:: WHAT IS NEEDED ::
Scan the listing below. Report each line that includes "name".

:: AVAILABLE RECORDS ::
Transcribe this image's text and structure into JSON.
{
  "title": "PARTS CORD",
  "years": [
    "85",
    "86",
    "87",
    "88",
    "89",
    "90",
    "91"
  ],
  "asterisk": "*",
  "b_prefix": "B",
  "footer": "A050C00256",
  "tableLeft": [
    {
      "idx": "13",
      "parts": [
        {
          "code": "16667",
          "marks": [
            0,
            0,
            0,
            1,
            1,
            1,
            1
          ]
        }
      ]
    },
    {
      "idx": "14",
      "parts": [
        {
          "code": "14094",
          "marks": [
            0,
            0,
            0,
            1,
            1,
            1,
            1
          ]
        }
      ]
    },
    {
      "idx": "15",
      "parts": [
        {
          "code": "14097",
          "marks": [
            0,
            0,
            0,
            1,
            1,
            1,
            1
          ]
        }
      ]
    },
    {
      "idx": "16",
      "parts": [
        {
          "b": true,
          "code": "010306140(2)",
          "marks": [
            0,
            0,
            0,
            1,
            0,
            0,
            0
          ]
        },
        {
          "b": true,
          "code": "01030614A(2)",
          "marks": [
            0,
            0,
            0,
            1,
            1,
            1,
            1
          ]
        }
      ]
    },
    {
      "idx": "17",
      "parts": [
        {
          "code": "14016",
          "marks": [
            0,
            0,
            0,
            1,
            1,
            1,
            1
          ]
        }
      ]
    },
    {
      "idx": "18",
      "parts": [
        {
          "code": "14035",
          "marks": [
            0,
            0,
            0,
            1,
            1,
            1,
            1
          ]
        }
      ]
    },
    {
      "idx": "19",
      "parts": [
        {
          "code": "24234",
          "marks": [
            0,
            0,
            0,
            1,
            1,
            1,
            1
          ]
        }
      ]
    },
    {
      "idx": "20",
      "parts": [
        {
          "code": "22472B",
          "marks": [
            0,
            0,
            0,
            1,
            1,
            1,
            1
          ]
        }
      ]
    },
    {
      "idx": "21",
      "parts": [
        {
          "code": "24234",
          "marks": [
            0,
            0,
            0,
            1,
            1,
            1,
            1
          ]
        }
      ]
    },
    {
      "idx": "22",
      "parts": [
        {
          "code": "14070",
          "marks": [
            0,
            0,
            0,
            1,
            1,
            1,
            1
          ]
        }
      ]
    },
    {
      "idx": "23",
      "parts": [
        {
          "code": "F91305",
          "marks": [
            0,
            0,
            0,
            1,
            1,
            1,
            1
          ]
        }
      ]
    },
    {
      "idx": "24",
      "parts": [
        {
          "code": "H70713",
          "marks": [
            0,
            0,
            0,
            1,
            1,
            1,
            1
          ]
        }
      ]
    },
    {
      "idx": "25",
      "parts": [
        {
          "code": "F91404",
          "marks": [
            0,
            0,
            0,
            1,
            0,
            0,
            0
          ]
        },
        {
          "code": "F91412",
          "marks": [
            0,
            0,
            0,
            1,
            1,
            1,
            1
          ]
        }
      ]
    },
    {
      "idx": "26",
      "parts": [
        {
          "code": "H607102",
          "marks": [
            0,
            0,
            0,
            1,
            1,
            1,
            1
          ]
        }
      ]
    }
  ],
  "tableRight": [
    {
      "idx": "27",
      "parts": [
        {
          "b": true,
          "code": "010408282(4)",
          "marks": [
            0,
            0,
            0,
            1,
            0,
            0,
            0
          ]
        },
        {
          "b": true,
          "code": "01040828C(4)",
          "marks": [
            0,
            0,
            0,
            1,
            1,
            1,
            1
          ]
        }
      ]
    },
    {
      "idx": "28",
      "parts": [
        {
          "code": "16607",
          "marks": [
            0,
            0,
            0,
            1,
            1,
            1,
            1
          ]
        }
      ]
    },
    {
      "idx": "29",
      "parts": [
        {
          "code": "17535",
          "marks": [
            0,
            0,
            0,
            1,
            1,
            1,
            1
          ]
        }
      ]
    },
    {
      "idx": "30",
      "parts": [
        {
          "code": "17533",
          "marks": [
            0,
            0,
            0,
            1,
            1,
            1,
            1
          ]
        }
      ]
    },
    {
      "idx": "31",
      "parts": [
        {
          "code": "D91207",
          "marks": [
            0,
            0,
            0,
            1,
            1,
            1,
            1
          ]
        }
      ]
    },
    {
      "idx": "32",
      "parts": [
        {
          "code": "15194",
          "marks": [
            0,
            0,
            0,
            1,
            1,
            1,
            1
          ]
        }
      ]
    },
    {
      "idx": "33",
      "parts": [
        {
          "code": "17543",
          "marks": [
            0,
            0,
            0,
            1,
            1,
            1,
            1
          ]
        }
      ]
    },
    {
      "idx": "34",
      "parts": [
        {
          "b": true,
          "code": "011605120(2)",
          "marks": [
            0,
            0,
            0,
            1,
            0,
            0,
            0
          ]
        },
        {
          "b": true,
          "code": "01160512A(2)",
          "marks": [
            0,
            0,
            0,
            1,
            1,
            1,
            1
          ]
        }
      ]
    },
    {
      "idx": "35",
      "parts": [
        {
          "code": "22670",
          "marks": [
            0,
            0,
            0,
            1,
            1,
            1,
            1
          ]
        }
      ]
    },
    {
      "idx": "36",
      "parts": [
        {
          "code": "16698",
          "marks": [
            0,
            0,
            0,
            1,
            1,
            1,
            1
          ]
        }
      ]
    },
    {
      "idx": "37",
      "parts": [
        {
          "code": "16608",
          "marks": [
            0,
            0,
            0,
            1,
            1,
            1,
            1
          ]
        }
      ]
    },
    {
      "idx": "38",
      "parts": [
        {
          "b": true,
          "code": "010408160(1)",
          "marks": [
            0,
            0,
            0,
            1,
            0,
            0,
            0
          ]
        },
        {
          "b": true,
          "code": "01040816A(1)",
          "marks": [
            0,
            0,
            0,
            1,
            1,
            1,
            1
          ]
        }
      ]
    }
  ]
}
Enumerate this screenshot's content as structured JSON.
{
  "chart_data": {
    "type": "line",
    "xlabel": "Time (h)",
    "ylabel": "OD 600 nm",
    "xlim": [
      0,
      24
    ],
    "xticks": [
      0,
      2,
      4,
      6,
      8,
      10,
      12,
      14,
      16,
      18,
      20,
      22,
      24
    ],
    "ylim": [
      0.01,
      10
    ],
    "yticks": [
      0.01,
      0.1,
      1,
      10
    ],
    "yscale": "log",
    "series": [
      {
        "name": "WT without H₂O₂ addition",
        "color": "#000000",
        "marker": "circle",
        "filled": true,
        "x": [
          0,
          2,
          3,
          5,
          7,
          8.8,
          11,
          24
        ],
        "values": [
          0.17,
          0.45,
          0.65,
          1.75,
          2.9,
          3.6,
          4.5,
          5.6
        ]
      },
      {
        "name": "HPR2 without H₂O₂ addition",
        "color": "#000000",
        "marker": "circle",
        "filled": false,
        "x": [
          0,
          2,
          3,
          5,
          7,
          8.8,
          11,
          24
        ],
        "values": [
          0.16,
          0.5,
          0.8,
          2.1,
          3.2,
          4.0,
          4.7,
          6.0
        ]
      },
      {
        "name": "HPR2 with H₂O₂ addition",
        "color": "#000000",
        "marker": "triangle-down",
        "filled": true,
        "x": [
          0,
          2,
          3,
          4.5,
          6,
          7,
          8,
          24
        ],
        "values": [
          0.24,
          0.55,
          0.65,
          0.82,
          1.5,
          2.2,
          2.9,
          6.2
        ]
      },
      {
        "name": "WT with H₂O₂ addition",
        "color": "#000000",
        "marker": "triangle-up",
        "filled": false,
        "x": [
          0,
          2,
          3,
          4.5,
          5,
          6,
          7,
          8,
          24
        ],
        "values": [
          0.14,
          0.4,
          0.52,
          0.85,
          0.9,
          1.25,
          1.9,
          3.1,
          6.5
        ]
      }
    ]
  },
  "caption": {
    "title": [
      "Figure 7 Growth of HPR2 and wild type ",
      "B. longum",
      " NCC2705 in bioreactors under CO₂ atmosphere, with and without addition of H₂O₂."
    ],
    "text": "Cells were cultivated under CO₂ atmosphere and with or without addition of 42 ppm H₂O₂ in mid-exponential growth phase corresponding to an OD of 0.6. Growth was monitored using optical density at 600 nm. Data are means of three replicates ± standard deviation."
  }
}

:: EXERCISE SOLUTION ::
        "name": "WT without H₂O₂ addition",
        "name": "HPR2 without H₂O₂ addition",
        "name": "HPR2 with H₂O₂ addition",
        "name": "WT with H₂O₂ addition",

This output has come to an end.